■ Requirement: Review the listing and copy each line that holds the word "dotted".

--------------------

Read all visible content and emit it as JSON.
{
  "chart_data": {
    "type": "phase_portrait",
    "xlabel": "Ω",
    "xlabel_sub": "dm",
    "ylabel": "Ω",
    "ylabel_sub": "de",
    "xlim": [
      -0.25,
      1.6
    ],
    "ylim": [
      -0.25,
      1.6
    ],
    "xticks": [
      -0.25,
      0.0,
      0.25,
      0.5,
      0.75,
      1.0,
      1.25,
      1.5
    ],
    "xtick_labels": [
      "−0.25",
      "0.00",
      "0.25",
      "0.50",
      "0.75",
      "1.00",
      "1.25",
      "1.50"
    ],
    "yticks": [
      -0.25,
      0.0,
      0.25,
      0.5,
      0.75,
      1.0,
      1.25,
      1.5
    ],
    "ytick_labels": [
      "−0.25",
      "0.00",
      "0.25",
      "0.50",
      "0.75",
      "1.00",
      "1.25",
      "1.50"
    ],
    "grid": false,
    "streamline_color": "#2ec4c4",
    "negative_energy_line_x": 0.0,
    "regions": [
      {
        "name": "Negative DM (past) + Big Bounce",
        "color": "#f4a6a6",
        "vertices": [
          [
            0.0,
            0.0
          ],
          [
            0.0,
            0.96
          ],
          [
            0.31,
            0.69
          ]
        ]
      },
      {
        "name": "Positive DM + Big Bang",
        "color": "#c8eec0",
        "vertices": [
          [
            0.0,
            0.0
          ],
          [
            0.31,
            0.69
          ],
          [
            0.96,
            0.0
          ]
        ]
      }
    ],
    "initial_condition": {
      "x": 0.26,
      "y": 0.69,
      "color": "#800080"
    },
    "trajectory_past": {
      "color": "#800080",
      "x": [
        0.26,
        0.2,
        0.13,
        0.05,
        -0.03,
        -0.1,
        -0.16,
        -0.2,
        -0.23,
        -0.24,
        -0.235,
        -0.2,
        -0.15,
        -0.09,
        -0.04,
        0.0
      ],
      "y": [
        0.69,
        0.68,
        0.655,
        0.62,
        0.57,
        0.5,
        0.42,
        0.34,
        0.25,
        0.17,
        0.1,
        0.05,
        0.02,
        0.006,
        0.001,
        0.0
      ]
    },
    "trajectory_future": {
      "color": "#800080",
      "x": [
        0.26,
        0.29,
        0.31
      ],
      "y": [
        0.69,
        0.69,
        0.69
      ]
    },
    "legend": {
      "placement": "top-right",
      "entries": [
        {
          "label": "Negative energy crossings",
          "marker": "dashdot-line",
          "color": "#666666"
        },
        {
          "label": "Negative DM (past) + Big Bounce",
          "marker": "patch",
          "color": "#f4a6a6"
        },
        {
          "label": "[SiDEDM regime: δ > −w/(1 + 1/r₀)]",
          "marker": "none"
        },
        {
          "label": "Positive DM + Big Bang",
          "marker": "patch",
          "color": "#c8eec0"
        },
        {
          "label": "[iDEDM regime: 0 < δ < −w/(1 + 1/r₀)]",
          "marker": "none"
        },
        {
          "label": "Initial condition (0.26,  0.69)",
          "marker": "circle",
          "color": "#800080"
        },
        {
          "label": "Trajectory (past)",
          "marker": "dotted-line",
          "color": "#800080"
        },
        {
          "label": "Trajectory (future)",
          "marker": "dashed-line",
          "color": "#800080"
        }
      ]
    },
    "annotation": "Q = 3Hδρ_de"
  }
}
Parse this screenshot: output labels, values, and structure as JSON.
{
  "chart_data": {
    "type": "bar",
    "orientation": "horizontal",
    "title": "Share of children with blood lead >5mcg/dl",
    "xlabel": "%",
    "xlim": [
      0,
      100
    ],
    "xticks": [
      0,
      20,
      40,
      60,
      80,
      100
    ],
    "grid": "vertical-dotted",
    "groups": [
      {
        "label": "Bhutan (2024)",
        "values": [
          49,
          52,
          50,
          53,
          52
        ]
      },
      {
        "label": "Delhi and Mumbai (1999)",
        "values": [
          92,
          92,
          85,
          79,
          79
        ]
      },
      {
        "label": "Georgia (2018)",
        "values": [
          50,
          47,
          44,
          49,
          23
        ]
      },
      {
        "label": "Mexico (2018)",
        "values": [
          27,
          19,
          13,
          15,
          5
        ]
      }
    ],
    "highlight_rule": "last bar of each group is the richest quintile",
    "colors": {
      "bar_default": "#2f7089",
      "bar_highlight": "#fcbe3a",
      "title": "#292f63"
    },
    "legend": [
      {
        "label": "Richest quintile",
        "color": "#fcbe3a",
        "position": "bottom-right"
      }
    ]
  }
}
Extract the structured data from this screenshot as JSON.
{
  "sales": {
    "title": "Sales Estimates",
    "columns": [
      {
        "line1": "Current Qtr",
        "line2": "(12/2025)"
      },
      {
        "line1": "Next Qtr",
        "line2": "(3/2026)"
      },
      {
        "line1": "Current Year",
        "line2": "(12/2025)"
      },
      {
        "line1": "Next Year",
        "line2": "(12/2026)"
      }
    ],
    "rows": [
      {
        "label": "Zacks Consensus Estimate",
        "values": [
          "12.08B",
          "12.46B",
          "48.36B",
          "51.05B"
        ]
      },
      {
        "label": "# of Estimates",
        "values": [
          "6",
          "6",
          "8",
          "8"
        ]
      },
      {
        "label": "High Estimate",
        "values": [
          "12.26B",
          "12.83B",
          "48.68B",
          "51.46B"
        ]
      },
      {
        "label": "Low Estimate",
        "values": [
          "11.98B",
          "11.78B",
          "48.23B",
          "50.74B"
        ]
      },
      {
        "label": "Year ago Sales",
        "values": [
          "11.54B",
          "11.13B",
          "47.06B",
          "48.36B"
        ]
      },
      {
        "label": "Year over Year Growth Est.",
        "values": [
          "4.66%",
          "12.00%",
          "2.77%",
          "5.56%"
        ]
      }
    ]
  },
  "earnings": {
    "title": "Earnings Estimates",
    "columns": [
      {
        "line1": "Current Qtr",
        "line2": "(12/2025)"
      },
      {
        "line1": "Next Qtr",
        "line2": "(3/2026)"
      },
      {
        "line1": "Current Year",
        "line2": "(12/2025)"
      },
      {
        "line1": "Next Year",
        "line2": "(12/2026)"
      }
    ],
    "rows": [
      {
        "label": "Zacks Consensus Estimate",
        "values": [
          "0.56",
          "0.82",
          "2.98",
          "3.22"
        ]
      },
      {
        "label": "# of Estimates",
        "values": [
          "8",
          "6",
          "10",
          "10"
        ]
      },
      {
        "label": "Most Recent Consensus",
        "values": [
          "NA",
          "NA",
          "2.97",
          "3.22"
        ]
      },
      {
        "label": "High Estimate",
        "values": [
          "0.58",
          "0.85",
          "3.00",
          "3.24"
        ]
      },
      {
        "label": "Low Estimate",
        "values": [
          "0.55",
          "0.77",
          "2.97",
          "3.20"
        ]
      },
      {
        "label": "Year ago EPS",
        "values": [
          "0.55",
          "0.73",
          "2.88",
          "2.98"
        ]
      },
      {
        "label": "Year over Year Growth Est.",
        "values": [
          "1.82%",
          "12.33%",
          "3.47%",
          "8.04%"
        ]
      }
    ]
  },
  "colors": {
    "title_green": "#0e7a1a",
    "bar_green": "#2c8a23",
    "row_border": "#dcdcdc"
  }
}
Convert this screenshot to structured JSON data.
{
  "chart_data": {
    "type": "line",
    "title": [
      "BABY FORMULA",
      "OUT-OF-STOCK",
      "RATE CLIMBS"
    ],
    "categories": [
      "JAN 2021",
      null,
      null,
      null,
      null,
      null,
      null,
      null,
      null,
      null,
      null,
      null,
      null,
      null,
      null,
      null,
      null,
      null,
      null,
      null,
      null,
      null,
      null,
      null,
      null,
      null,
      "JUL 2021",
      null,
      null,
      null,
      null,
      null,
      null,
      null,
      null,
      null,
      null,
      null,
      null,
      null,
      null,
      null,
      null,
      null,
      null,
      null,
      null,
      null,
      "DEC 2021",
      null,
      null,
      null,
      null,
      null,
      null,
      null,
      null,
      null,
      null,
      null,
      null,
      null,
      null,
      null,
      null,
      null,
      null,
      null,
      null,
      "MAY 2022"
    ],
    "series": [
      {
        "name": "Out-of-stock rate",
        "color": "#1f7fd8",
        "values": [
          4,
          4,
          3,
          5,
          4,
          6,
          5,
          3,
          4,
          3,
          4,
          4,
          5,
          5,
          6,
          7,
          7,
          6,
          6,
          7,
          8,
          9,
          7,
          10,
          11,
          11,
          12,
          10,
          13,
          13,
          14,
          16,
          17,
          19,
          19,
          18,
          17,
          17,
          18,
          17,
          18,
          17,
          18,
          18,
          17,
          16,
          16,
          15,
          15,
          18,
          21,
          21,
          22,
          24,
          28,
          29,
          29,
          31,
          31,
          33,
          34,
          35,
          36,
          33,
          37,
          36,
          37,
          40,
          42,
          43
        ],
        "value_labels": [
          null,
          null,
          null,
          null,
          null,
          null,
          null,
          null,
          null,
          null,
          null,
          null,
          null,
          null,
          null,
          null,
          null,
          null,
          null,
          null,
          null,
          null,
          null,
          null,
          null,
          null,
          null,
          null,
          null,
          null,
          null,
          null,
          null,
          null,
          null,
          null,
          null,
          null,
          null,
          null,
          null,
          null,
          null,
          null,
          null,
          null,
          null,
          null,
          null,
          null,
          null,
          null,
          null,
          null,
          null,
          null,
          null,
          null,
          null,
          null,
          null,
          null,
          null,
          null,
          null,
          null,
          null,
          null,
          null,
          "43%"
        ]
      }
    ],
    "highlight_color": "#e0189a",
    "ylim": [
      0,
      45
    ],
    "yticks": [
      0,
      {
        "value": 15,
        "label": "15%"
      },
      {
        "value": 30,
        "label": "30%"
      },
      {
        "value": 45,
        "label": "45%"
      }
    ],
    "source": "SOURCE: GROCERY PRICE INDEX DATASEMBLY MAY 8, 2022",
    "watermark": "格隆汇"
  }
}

--------------------

■ Final result:
          "marker": "dotted-line",
    "grid": "vertical-dotted",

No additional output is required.